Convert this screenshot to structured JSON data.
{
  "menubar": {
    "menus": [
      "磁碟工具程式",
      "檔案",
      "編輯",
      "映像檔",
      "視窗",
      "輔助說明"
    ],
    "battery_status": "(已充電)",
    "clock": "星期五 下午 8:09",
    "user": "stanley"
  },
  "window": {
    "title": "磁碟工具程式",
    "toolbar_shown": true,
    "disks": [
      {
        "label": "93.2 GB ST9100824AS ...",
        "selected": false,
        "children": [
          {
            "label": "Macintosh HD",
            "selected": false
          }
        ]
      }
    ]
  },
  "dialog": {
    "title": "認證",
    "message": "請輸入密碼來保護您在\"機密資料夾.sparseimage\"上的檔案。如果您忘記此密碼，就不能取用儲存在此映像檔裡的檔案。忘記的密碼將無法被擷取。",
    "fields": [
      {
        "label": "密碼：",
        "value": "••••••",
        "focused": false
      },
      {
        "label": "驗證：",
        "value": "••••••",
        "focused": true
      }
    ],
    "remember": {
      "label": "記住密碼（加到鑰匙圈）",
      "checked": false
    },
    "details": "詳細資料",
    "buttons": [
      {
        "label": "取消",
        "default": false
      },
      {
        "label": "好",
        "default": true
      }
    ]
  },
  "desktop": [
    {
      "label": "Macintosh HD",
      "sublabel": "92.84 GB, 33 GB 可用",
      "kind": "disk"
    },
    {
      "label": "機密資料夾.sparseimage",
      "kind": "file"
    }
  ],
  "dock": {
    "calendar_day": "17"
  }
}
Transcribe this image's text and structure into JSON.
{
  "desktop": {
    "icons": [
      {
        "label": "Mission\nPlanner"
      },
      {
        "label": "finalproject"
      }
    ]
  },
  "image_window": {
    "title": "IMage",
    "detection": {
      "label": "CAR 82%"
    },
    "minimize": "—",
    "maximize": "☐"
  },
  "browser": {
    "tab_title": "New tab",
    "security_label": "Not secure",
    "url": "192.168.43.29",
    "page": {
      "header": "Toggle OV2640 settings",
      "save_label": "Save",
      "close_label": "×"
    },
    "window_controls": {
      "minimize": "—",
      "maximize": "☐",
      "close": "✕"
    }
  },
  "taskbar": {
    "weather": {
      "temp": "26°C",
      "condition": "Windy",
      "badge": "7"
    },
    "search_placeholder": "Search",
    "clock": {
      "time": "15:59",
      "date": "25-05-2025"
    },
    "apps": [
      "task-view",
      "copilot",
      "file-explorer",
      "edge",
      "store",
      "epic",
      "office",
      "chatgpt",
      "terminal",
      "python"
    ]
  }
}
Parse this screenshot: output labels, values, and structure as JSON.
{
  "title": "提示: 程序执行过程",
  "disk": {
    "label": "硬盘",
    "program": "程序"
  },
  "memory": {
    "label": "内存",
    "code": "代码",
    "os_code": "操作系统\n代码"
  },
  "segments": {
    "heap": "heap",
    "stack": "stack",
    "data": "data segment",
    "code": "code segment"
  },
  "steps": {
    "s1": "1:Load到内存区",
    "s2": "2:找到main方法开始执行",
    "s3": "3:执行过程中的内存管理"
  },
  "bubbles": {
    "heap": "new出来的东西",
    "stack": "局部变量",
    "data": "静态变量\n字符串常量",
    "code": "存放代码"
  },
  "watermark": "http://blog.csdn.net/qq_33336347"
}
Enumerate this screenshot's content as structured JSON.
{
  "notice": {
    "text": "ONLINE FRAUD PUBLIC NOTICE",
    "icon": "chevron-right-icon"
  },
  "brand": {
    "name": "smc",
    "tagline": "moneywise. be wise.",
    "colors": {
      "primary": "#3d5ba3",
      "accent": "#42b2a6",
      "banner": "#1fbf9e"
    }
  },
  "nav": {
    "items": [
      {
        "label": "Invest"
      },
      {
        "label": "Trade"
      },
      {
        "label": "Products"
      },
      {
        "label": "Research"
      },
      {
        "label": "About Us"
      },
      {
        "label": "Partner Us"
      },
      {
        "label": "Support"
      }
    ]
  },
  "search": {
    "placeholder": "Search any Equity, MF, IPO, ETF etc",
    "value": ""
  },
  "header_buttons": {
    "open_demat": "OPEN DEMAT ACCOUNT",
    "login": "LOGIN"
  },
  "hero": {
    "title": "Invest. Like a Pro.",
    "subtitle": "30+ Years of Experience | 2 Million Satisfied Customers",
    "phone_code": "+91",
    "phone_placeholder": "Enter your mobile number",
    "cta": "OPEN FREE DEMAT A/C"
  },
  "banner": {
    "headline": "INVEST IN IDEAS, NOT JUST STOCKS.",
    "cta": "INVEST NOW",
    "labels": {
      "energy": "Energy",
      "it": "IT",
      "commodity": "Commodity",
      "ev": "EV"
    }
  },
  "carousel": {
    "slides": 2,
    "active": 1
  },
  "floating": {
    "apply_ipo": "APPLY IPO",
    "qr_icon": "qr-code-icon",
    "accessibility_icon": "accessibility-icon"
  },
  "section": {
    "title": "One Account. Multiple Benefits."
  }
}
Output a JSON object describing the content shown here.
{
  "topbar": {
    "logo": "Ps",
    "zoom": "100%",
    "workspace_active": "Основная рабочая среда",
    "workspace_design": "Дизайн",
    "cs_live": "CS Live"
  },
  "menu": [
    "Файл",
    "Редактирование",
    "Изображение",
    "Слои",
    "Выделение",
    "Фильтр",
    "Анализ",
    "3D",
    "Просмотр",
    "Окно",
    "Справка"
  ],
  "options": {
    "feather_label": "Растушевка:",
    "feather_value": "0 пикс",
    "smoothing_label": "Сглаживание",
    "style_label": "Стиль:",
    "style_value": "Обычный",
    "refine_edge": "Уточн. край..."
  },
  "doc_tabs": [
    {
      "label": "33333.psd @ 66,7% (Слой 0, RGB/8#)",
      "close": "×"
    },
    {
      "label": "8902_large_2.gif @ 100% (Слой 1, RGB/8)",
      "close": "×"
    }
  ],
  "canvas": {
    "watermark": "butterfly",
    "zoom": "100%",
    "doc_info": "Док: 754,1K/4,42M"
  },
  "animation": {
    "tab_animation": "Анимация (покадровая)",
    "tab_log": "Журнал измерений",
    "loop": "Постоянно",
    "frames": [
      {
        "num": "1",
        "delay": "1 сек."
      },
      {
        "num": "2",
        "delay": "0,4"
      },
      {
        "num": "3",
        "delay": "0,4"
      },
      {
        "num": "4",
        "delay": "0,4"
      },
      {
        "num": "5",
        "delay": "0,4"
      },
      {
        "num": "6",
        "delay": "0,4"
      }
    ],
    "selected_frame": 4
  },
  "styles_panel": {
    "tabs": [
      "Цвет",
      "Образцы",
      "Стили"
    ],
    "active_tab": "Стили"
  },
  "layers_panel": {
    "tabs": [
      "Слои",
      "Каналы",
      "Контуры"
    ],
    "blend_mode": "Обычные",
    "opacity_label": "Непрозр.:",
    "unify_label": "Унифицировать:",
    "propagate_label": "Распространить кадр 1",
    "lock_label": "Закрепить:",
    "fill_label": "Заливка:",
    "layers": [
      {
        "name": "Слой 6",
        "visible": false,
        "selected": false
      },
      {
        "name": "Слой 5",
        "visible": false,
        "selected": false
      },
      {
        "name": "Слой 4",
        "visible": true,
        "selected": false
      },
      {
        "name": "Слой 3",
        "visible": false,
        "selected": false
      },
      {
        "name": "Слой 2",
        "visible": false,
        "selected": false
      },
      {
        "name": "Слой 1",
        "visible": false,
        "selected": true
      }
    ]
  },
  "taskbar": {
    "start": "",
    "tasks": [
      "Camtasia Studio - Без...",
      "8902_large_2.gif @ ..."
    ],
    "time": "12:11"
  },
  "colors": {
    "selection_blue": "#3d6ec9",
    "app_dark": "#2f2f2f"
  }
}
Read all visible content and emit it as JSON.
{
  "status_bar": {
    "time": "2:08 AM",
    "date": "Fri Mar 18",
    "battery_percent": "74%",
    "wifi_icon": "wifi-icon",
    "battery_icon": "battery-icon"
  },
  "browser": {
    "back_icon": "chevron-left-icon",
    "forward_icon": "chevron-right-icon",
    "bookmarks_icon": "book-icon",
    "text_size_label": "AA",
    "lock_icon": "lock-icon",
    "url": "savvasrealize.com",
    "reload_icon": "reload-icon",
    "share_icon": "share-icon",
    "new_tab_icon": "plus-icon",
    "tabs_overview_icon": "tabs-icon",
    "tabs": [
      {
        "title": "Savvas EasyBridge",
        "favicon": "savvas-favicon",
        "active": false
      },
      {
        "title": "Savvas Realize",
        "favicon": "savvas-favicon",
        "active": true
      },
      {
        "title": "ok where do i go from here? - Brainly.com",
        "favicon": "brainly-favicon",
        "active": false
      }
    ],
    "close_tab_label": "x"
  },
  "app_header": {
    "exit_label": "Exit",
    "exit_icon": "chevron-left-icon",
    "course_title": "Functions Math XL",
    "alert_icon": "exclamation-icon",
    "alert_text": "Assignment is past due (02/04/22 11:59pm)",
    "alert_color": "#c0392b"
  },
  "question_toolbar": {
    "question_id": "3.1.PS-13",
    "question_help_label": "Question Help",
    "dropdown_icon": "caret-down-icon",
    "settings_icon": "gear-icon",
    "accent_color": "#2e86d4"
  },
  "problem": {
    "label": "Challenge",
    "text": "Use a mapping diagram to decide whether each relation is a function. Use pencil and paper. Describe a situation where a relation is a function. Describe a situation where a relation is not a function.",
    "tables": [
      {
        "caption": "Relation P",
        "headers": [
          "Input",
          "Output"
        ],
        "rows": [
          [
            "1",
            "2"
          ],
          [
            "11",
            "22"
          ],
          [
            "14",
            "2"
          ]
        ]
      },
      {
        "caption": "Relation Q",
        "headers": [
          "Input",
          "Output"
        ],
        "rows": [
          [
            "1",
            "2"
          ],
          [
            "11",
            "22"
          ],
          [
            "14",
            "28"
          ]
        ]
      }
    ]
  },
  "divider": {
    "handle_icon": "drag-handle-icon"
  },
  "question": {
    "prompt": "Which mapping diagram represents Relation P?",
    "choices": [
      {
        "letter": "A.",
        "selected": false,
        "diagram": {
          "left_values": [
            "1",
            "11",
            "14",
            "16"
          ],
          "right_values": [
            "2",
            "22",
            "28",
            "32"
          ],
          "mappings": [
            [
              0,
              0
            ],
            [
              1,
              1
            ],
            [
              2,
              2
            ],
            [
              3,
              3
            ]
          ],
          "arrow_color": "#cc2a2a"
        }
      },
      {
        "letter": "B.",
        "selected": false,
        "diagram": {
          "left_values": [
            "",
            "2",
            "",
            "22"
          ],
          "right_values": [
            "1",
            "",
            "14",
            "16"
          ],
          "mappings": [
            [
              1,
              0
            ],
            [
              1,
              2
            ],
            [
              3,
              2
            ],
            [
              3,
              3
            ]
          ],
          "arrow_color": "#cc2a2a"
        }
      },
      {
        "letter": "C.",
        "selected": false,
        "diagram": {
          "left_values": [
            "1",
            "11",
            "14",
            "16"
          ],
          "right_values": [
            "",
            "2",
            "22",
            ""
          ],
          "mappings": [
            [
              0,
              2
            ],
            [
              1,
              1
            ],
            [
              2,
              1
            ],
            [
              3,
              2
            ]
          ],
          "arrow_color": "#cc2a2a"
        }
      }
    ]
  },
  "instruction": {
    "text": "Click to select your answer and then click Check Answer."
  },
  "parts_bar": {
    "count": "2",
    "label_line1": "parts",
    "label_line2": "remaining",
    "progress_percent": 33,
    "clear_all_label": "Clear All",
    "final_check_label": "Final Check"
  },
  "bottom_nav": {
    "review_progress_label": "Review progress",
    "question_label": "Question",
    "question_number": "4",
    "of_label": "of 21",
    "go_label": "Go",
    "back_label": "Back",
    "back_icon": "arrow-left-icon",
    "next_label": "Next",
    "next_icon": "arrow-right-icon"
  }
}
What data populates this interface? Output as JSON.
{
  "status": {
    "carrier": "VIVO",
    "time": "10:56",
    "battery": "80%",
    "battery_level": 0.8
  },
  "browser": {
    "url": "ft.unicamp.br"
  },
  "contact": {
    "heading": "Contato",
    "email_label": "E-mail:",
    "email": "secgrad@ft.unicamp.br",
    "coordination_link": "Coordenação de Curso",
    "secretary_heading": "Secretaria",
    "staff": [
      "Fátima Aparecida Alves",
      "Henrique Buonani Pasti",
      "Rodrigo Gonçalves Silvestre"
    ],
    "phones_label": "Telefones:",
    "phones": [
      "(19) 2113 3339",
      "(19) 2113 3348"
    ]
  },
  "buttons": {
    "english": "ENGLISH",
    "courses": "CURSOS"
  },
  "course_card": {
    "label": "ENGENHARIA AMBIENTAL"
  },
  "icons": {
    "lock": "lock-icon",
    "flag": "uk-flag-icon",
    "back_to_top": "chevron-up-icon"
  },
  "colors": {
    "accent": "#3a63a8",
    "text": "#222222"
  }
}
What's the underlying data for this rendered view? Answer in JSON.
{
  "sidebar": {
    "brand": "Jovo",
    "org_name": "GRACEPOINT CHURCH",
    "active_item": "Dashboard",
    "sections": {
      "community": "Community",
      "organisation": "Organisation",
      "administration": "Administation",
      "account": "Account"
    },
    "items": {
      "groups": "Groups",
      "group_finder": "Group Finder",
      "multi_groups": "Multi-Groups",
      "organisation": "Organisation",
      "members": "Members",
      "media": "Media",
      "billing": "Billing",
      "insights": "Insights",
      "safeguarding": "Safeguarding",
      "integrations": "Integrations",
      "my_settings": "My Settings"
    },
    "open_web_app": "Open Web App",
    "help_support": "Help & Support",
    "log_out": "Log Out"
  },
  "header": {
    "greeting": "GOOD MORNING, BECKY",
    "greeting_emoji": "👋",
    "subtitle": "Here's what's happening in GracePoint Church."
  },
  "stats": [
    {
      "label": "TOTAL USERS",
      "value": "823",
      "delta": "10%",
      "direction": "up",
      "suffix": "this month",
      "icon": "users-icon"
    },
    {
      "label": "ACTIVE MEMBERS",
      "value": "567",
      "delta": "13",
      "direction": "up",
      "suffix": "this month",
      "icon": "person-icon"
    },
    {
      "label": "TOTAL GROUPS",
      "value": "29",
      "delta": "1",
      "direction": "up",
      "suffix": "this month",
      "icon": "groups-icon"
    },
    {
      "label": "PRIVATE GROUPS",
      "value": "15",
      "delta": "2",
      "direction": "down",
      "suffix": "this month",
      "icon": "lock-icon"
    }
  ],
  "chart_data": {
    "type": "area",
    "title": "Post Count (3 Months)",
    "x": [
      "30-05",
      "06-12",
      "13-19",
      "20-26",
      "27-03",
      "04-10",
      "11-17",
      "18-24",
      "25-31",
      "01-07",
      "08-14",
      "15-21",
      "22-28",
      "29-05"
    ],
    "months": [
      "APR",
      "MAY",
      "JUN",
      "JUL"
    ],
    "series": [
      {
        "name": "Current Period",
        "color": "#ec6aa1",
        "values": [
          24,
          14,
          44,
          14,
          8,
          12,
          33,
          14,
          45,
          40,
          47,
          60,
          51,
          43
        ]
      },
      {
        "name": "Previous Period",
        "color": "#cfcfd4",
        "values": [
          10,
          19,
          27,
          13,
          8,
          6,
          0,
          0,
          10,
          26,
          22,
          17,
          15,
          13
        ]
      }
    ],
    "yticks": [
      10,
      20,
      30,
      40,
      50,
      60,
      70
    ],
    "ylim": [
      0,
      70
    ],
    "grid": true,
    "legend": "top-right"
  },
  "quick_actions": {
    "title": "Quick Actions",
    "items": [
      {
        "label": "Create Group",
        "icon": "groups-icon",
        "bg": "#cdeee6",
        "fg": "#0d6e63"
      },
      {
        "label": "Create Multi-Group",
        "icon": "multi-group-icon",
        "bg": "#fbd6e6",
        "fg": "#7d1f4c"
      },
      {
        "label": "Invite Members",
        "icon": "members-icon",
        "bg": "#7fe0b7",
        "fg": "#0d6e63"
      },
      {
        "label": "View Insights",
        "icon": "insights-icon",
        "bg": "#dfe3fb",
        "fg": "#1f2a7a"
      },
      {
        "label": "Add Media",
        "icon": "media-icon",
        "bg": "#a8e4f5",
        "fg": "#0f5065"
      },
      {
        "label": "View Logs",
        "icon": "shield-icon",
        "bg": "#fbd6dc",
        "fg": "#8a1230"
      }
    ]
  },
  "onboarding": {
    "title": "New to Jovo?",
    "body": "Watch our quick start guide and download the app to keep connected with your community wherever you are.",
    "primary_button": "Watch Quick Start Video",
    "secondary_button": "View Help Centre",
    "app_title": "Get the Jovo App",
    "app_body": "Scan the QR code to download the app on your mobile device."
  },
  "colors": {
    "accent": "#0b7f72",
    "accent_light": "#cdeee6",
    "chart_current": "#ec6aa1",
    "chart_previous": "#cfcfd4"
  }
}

━━━━━━━━━━━━━━━━━━━━

→ Exercise prompt:
Track down every line with the word "機密資料夾" and copy it.

→ Solution for this problem:
    "message": "請輸入密碼來保護您在\"機密資料夾.sparseimage\"上的檔案。如果您忘記此密碼，就不能取用儲存在此映像檔裡的檔案。忘記的密碼將無法被擷取。",
      "label": "機密資料夾.sparseimage",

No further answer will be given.